- Text section -
★ ★ ★ ★

There always seems to be a moment of truth when the ones that are so close to us leave. I feel a bit empty and lonely this morning as Glenn heads to work in North Dakota for the next couple of months. This happens every year that he goes off to do this particular job, but the first day is always the hardest. It’s a moment where I face myself and begin to put our relationship into perspective. I see how much I tend to take relationships and sometimes the people around me for granted. It is my nature to always be aimed at the target and I feel everyone around me believe so much in my visions, they help me remain focused. I love this about Glenn, he has always seen the truth of what I do, admires it, respects it, and has been supportive from the very beginning even when he doesn’t quite understand it. With Glenn he forces me to take breaks and make sure I am eating and makes sure all the household things are taken care of. I grow so accustomed to everything being handled. I don’t feel like I take advantage of him at all, because I don’t really expect it, but it’s what he likes to do, however when it’s always available I often begin to rely on it too much when I actually enjoy doing so much of this for myself.

★ ★ ★ ★

- Set exercise 1 -
In the personal reflection about Glenn leaving, where does Glenn go to work?
The personal reflection above and the records that come next are unrelated to each other.

★ ★ ★ ★

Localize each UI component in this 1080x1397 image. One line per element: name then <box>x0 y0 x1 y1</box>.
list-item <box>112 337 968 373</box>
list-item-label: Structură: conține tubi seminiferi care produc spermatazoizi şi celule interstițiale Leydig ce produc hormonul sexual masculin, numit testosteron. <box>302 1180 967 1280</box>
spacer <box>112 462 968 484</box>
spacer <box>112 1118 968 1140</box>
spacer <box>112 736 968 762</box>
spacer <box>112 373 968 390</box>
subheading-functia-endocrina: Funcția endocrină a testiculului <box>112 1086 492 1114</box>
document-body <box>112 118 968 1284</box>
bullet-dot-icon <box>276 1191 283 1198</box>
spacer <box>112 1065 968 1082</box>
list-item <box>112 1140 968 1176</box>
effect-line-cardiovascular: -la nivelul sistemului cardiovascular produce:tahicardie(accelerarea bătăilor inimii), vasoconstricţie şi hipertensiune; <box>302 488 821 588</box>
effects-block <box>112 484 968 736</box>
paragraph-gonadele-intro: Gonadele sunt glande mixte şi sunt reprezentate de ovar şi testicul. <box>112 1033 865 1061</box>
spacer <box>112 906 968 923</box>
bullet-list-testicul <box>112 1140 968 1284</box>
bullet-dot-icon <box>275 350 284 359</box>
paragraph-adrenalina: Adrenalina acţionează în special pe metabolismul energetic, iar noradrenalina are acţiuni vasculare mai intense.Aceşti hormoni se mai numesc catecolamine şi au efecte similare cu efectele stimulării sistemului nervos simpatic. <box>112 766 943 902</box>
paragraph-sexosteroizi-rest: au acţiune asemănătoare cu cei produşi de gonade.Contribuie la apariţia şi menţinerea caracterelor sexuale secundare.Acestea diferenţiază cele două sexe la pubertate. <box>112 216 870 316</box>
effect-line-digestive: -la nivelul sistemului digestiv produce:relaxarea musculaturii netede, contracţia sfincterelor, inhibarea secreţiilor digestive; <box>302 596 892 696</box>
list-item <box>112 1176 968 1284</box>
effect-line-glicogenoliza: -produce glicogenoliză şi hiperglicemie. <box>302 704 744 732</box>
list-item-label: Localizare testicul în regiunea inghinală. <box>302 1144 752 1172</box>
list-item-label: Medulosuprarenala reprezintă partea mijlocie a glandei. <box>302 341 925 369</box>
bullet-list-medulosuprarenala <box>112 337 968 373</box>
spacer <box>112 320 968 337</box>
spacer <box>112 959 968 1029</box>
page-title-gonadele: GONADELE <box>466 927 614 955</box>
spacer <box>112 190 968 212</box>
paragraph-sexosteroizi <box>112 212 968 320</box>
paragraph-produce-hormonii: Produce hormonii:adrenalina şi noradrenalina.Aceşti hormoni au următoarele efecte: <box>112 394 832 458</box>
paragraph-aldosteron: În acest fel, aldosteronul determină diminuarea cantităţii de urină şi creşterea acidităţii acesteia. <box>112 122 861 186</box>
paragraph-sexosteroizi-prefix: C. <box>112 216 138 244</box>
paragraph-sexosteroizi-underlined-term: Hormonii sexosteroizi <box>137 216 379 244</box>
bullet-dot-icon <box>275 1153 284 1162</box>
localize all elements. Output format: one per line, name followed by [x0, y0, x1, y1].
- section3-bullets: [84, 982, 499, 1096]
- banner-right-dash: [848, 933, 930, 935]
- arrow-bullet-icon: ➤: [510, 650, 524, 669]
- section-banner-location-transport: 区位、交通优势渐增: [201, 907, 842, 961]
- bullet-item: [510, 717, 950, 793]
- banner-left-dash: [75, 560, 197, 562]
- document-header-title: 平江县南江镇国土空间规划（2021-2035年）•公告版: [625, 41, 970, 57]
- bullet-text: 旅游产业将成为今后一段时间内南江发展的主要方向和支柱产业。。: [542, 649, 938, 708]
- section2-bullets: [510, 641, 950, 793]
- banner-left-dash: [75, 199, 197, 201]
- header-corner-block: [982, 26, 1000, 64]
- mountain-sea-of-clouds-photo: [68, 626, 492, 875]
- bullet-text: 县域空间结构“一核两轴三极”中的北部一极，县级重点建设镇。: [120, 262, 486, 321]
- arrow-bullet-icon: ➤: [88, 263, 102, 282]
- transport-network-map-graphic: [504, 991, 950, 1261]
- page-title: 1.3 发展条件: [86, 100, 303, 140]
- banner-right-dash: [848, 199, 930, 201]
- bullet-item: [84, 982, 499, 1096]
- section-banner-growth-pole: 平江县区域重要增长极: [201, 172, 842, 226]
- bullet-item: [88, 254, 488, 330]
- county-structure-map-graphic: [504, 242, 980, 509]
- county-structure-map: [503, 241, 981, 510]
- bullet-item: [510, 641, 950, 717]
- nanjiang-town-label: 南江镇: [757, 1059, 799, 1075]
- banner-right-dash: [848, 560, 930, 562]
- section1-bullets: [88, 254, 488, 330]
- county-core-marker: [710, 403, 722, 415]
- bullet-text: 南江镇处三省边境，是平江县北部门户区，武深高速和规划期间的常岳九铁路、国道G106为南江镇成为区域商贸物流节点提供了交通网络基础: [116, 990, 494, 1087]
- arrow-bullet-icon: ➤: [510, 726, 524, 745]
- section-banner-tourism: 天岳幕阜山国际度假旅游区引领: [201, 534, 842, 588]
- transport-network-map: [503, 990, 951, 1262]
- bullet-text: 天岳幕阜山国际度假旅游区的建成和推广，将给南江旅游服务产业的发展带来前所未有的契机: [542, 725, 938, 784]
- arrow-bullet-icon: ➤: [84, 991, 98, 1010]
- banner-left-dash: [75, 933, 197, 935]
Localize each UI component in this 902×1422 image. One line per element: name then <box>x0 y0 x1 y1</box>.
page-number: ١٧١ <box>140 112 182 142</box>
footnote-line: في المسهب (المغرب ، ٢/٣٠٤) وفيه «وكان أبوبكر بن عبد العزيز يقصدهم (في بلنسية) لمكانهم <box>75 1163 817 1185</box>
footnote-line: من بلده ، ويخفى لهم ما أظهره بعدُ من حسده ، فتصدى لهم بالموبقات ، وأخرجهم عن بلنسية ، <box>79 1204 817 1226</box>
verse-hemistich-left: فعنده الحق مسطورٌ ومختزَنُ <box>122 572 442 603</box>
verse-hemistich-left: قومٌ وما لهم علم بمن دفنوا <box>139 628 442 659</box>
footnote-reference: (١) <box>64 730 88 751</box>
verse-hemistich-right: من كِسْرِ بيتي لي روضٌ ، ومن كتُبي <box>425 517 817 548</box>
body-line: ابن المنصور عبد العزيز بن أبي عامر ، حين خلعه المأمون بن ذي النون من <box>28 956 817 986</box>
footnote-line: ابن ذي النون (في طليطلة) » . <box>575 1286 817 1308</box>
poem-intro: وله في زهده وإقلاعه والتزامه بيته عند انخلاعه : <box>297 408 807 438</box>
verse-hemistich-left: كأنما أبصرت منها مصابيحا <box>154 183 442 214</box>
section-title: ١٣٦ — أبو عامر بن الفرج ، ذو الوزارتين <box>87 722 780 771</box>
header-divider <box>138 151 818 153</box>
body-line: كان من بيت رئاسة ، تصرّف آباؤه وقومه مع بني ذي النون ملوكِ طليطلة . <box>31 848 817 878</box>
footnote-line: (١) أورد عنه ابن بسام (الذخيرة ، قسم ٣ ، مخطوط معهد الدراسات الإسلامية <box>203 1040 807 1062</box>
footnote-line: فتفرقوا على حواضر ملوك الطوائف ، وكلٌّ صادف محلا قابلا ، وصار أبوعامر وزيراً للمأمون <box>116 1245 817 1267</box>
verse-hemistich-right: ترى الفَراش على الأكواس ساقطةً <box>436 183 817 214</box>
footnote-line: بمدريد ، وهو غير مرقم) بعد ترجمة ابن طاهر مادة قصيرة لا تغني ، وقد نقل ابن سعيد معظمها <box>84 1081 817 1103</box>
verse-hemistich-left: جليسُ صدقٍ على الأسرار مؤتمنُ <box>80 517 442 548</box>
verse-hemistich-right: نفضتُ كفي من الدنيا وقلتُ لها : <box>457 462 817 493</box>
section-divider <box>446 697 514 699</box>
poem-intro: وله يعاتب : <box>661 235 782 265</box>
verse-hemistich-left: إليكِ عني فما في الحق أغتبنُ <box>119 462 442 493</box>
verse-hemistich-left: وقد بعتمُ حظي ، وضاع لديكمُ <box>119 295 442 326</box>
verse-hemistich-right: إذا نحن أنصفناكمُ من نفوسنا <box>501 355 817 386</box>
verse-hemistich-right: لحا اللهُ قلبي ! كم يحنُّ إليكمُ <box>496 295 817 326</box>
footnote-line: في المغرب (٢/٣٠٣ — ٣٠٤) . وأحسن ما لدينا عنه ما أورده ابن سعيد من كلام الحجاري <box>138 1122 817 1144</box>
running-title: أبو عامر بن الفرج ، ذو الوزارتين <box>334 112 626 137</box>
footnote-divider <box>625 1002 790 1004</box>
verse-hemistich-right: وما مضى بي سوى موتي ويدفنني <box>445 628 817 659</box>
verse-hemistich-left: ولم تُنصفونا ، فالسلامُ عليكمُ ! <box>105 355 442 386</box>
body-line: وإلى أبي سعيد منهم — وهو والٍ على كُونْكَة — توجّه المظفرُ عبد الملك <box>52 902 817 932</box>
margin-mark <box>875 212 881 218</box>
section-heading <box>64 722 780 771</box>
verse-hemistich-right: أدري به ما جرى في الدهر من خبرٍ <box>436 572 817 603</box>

★ ★ ★ ★

- Set exercise 2 -
Extract the lines of the records verbatim, beginning with the first line of the records and stopping after the line that contains "list-item <box>112 337 968 373</box>".

- Written reply 1 -
North Dakota, for the next couple of months.

- Written reply 2 -
Localize each UI component in this 1080x1397 image. One line per element: name then <box>x0 y0 x1 y1</box>.
list-item <box>112 337 968 373</box>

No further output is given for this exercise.